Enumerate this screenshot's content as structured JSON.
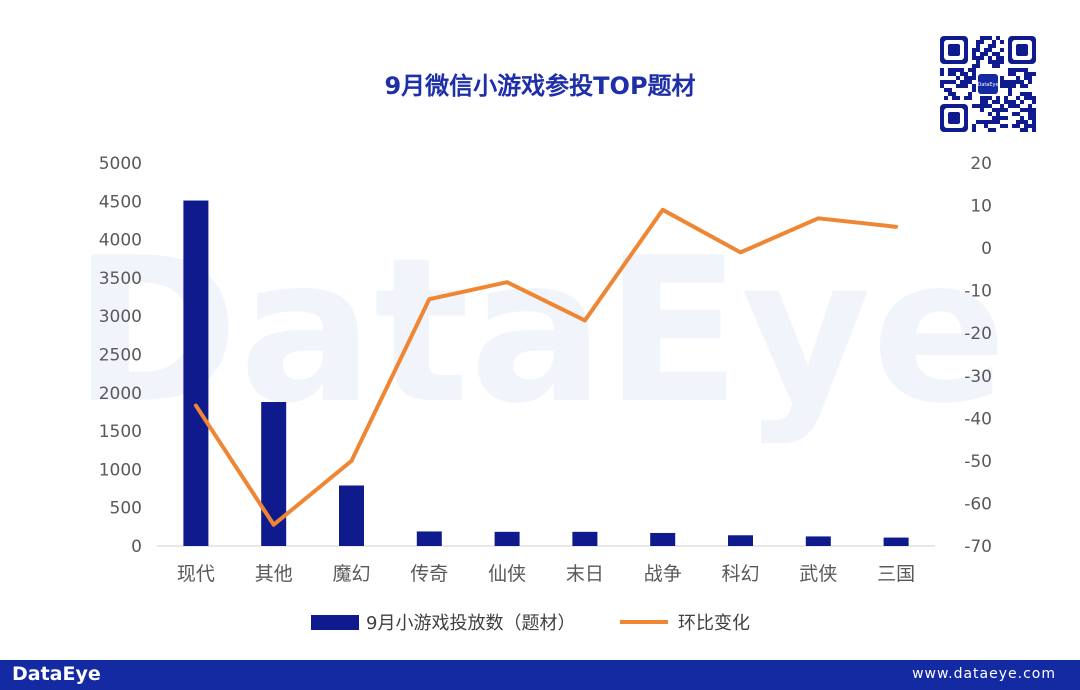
{
  "watermark": "DataEye",
  "qr_label": "DataEye",
  "chart_data": {
    "type": "bar+line",
    "title": "9月微信小游戏参投TOP题材",
    "categories": [
      "现代",
      "其他",
      "魔幻",
      "传奇",
      "仙侠",
      "末日",
      "战争",
      "科幻",
      "武侠",
      "三国"
    ],
    "series": [
      {
        "name": "9月小游戏投放数（题材）",
        "type": "bar",
        "axis": "left",
        "color": "#0f1a8c",
        "values": [
          4510,
          1880,
          790,
          190,
          185,
          185,
          170,
          140,
          125,
          110
        ]
      },
      {
        "name": "环比变化",
        "type": "line",
        "axis": "right",
        "color": "#ef8633",
        "values": [
          -37,
          -65,
          -50,
          -12,
          -8,
          -17,
          9,
          -1,
          7,
          5
        ]
      }
    ],
    "y_left": {
      "min": 0,
      "max": 5000,
      "ticks": [
        0,
        500,
        1000,
        1500,
        2000,
        2500,
        3000,
        3500,
        4000,
        4500,
        5000
      ]
    },
    "y_right": {
      "min": -70,
      "max": 20,
      "ticks": [
        20,
        10,
        0,
        -10,
        -20,
        -30,
        -40,
        -50,
        -60,
        -70
      ]
    },
    "legend_position": "bottom",
    "grid": false
  },
  "footer": {
    "logo": "DataEye",
    "url": "www.dataeye.com"
  }
}
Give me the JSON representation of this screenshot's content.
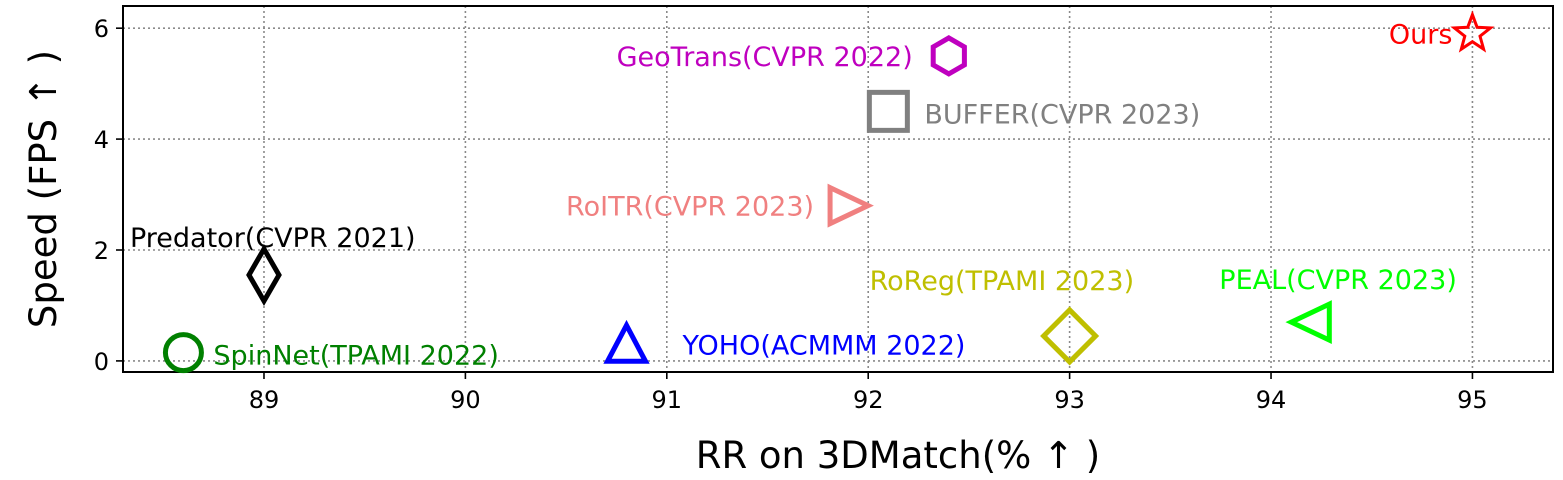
{
  "chart_data": {
    "type": "scatter",
    "title": "",
    "xlabel": "RR on 3DMatch(% ↑ )",
    "ylabel": "Speed (FPS ↑ )",
    "xlim": [
      88.3,
      95.4
    ],
    "ylim": [
      -0.2,
      6.4
    ],
    "xticks": [
      89,
      90,
      91,
      92,
      93,
      94,
      95
    ],
    "yticks": [
      0,
      2,
      4,
      6
    ],
    "grid": true,
    "grid_style": "dotted",
    "legend": "none",
    "points": [
      {
        "label": "Ours",
        "x": 95.0,
        "y": 5.9,
        "marker": "star",
        "color": "#ff0000"
      },
      {
        "label": "GeoTrans(CVPR 2022)",
        "x": 92.4,
        "y": 5.5,
        "marker": "hexagon",
        "color": "#bf00bf"
      },
      {
        "label": "BUFFER(CVPR 2023)",
        "x": 92.1,
        "y": 4.5,
        "marker": "square",
        "color": "#808080"
      },
      {
        "label": "RoITR(CVPR 2023)",
        "x": 91.9,
        "y": 2.8,
        "marker": "triangle-right",
        "color": "#f08080"
      },
      {
        "label": "Predator(CVPR 2021)",
        "x": 89.0,
        "y": 1.55,
        "marker": "thin-diamond",
        "color": "#000000"
      },
      {
        "label": "RoReg(TPAMI 2023)",
        "x": 93.0,
        "y": 0.45,
        "marker": "diamond",
        "color": "#bfbf00"
      },
      {
        "label": "PEAL(CVPR 2023)",
        "x": 94.2,
        "y": 0.7,
        "marker": "triangle-left",
        "color": "#00ff00"
      },
      {
        "label": "YOHO(ACMMM 2022)",
        "x": 90.8,
        "y": 0.3,
        "marker": "triangle-up",
        "color": "#0000ff"
      },
      {
        "label": "SpinNet(TPAMI 2022)",
        "x": 88.6,
        "y": 0.15,
        "marker": "circle",
        "color": "#008000"
      }
    ]
  }
}
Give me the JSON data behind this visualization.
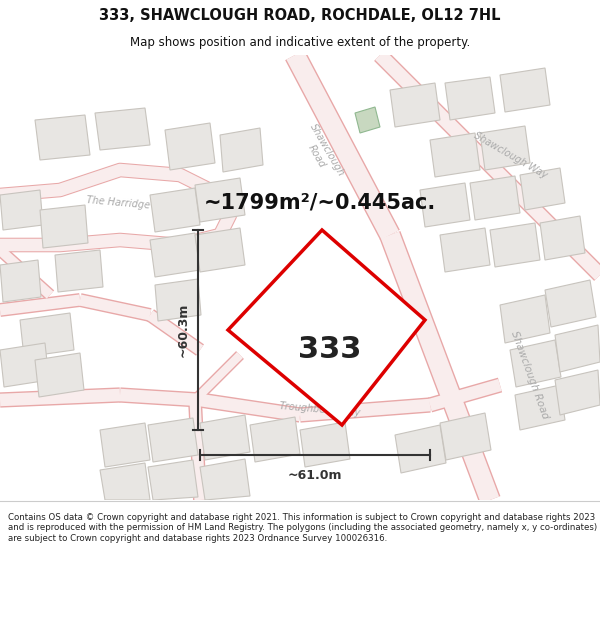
{
  "title_line1": "333, SHAWCLOUGH ROAD, ROCHDALE, OL12 7HL",
  "title_line2": "Map shows position and indicative extent of the property.",
  "area_label": "~1799m²/~0.445ac.",
  "property_number": "333",
  "dim_width": "~61.0m",
  "dim_height": "~60.3m",
  "copyright_text": "Contains OS data © Crown copyright and database right 2021. This information is subject to Crown copyright and database rights 2023 and is reproduced with the permission of HM Land Registry. The polygons (including the associated geometry, namely x, y co-ordinates) are subject to Crown copyright and database rights 2023 Ordnance Survey 100026316.",
  "bg_color": "#ffffff",
  "map_bg": "#f9f8f6",
  "road_stroke": "#f0b8b8",
  "road_fill": "#f8eded",
  "building_fill": "#e8e6e3",
  "building_edge": "#c8c4be",
  "property_fill": "#ffffff",
  "property_edge": "#dd0000",
  "dim_line_color": "#333333",
  "title_color": "#111111",
  "area_color": "#111111",
  "number_color": "#222222",
  "road_label_color": "#aaaaaa",
  "green_fill": "#c8d8c0"
}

++++++++++++++++++++

**PROBLEM TO SOLVE:**
Leaving the pictures aside, transcribe the entire listing exactly.

**REPLY:**
Enumerate this screenshot's content as structured JSON.
{
  "watermark": "DataEye",
  "qr_label": "DataEye",
  "chart_data": {
    "type": "bar+line",
    "title": "9月微信小游戏参投TOP题材",
    "categories": [
      "现代",
      "其他",
      "魔幻",
      "传奇",
      "仙侠",
      "末日",
      "战争",
      "科幻",
      "武侠",
      "三国"
    ],
    "series": [
      {
        "name": "9月小游戏投放数（题材）",
        "type": "bar",
        "axis": "left",
        "color": "#0f1a8c",
        "values": [
          4510,
          1880,
          790,
          190,
          185,
          185,
          170,
          140,
          125,
          110
        ]
      },
      {
        "name": "环比变化",
        "type": "line",
        "axis": "right",
        "color": "#ef8633",
        "values": [
          -37,
          -65,
          -50,
          -12,
          -8,
          -17,
          9,
          -1,
          7,
          5
        ]
      }
    ],
    "y_left": {
      "min": 0,
      "max": 5000,
      "ticks": [
        0,
        500,
        1000,
        1500,
        2000,
        2500,
        3000,
        3500,
        4000,
        4500,
        5000
      ]
    },
    "y_right": {
      "min": -70,
      "max": 20,
      "ticks": [
        20,
        10,
        0,
        -10,
        -20,
        -30,
        -40,
        -50,
        -60,
        -70
      ]
    },
    "legend_position": "bottom",
    "grid": false
  },
  "footer": {
    "logo": "DataEye",
    "url": "www.dataeye.com"
  }
}
Give me the JSON representation of this screenshot's content.
{
  "chart_data": {
    "type": "scatter",
    "title": "",
    "xlabel": "RR on 3DMatch(% ↑ )",
    "ylabel": "Speed (FPS ↑ )",
    "xlim": [
      88.3,
      95.4
    ],
    "ylim": [
      -0.2,
      6.4
    ],
    "xticks": [
      89,
      90,
      91,
      92,
      93,
      94,
      95
    ],
    "yticks": [
      0,
      2,
      4,
      6
    ],
    "grid": true,
    "grid_style": "dotted",
    "legend": "none",
    "points": [
      {
        "label": "Ours",
        "x": 95.0,
        "y": 5.9,
        "marker": "star",
        "color": "#ff0000"
      },
      {
        "label": "GeoTrans(CVPR 2022)",
        "x": 92.4,
        "y": 5.5,
        "marker": "hexagon",
        "color": "#bf00bf"
      },
      {
        "label": "BUFFER(CVPR 2023)",
        "x": 92.1,
        "y": 4.5,
        "marker": "square",
        "color": "#808080"
      },
      {
        "label": "RoITR(CVPR 2023)",
        "x": 91.9,
        "y": 2.8,
        "marker": "triangle-right",
        "color": "#f08080"
      },
      {
        "label": "Predator(CVPR 2021)",
        "x": 89.0,
        "y": 1.55,
        "marker": "thin-diamond",
        "color": "#000000"
      },
      {
        "label": "RoReg(TPAMI 2023)",
        "x": 93.0,
        "y": 0.45,
        "marker": "diamond",
        "color": "#bfbf00"
      },
      {
        "label": "PEAL(CVPR 2023)",
        "x": 94.2,
        "y": 0.7,
        "marker": "triangle-left",
        "color": "#00ff00"
      },
      {
        "label": "YOHO(ACMMM 2022)",
        "x": 90.8,
        "y": 0.3,
        "marker": "triangle-up",
        "color": "#0000ff"
      },
      {
        "label": "SpinNet(TPAMI 2022)",
        "x": 88.6,
        "y": 0.15,
        "marker": "circle",
        "color": "#008000"
      }
    ]
  }
}
Give me the JSON data behind this visualization.
{
  "title_line1": "333, SHAWCLOUGH ROAD, ROCHDALE, OL12 7HL",
  "title_line2": "Map shows position and indicative extent of the property.",
  "area_label": "~1799m²/~0.445ac.",
  "property_number": "333",
  "dim_width": "~61.0m",
  "dim_height": "~60.3m",
  "copyright_text": "Contains OS data © Crown copyright and database right 2021. This information is subject to Crown copyright and database rights 2023 and is reproduced with the permission of HM Land Registry. The polygons (including the associated geometry, namely x, y co-ordinates) are subject to Crown copyright and database rights 2023 Ordnance Survey 100026316.",
  "bg_color": "#ffffff",
  "map_bg": "#f9f8f6",
  "road_stroke": "#f0b8b8",
  "road_fill": "#f8eded",
  "building_fill": "#e8e6e3",
  "building_edge": "#c8c4be",
  "property_fill": "#ffffff",
  "property_edge": "#dd0000",
  "dim_line_color": "#333333",
  "title_color": "#111111",
  "area_color": "#111111",
  "number_color": "#222222",
  "road_label_color": "#aaaaaa",
  "green_fill": "#c8d8c0"
}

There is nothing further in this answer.